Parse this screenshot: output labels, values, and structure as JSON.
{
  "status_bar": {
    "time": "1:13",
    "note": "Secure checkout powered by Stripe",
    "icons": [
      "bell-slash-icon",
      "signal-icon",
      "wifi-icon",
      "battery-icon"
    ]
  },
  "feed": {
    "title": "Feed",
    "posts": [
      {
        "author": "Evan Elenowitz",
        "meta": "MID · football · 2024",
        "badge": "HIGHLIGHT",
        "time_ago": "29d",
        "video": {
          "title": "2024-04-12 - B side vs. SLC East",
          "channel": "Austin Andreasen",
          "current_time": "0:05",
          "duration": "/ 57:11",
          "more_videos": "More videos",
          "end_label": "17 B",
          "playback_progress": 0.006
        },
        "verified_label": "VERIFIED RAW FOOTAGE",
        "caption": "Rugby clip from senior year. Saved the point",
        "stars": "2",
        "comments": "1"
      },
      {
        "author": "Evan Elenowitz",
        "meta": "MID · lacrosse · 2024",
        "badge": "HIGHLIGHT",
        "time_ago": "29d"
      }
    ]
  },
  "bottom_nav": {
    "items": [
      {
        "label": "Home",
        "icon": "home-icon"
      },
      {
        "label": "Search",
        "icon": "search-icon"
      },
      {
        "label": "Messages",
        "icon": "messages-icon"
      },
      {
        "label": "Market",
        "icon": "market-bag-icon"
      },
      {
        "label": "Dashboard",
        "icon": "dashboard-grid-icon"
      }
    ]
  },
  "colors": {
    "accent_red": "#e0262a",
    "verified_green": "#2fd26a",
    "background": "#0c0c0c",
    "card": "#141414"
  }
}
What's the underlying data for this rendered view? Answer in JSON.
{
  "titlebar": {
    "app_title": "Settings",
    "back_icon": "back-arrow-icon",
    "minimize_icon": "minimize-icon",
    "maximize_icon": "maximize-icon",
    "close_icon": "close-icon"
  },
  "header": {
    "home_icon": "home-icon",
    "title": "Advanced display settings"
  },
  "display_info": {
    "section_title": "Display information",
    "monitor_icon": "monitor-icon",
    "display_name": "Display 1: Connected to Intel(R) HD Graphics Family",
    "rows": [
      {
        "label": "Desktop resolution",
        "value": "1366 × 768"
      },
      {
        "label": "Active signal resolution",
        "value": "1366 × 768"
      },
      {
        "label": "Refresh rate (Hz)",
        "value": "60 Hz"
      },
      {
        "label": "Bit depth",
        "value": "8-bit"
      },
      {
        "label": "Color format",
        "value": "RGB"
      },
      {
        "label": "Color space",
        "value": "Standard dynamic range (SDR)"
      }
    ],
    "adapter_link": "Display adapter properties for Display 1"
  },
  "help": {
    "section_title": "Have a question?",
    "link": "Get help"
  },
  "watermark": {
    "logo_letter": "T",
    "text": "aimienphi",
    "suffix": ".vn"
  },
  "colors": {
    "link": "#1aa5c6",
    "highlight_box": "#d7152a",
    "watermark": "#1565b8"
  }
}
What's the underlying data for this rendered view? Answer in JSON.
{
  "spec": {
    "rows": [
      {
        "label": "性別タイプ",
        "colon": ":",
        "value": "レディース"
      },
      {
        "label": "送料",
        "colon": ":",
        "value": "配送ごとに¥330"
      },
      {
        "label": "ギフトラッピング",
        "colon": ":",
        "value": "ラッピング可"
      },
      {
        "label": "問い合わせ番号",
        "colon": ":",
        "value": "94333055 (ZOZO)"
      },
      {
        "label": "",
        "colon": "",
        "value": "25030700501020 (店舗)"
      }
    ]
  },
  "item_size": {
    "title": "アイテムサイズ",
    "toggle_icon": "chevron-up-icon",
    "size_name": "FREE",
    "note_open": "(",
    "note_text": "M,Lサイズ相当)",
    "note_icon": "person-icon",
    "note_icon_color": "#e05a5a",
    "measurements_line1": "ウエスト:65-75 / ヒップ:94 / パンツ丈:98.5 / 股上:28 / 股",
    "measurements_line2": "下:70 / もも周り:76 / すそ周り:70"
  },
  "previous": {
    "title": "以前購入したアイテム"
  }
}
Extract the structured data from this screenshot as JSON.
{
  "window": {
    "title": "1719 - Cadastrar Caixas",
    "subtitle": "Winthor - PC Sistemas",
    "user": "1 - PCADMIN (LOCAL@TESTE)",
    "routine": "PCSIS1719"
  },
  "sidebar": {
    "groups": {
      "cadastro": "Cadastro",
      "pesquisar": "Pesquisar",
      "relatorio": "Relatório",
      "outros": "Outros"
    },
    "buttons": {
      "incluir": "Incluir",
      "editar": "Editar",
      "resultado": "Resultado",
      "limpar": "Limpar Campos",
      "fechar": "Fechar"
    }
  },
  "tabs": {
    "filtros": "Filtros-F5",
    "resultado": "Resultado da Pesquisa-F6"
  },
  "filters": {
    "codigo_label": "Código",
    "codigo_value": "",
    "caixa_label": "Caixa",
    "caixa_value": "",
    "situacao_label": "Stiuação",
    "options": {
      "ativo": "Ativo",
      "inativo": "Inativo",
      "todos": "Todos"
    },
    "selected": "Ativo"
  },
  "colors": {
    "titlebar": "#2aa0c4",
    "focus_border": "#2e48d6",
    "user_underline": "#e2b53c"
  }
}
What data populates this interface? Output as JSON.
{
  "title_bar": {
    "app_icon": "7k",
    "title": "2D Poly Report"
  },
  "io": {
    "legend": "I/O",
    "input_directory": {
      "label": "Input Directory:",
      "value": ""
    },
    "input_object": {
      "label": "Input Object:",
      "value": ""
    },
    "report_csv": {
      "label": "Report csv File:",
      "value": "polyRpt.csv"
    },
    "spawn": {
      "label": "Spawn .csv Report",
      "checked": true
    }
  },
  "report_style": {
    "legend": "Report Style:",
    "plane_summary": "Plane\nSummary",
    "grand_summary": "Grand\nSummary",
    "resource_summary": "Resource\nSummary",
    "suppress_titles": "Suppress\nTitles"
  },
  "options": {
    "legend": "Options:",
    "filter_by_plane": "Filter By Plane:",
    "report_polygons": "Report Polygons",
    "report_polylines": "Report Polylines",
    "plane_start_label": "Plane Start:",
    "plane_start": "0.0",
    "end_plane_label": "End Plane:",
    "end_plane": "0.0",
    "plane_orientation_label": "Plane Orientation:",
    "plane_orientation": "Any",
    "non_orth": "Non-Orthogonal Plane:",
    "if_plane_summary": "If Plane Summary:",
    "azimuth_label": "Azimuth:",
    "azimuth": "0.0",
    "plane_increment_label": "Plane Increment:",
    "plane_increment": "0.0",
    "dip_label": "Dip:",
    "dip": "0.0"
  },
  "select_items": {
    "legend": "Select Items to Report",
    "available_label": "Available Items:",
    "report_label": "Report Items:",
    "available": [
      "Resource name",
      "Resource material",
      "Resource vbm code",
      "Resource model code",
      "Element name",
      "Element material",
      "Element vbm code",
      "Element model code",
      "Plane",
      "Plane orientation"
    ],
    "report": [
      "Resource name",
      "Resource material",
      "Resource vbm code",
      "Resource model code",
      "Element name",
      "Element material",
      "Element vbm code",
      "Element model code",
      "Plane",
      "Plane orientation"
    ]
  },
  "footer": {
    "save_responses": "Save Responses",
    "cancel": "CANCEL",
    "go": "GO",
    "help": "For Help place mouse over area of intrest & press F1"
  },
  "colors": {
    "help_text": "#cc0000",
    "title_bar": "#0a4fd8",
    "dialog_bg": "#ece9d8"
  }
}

-- TASK DESCRIPTION --
Copy each line of the records containing the string "data".

-- FULL RESPONSE --
What's the underlying data for this rendered view? Answer in JSON.
What's the underlying data for this rendered view? Answer in JSON.
Extract the structured data from this screenshot as JSON.
What data populates this interface? Output as JSON.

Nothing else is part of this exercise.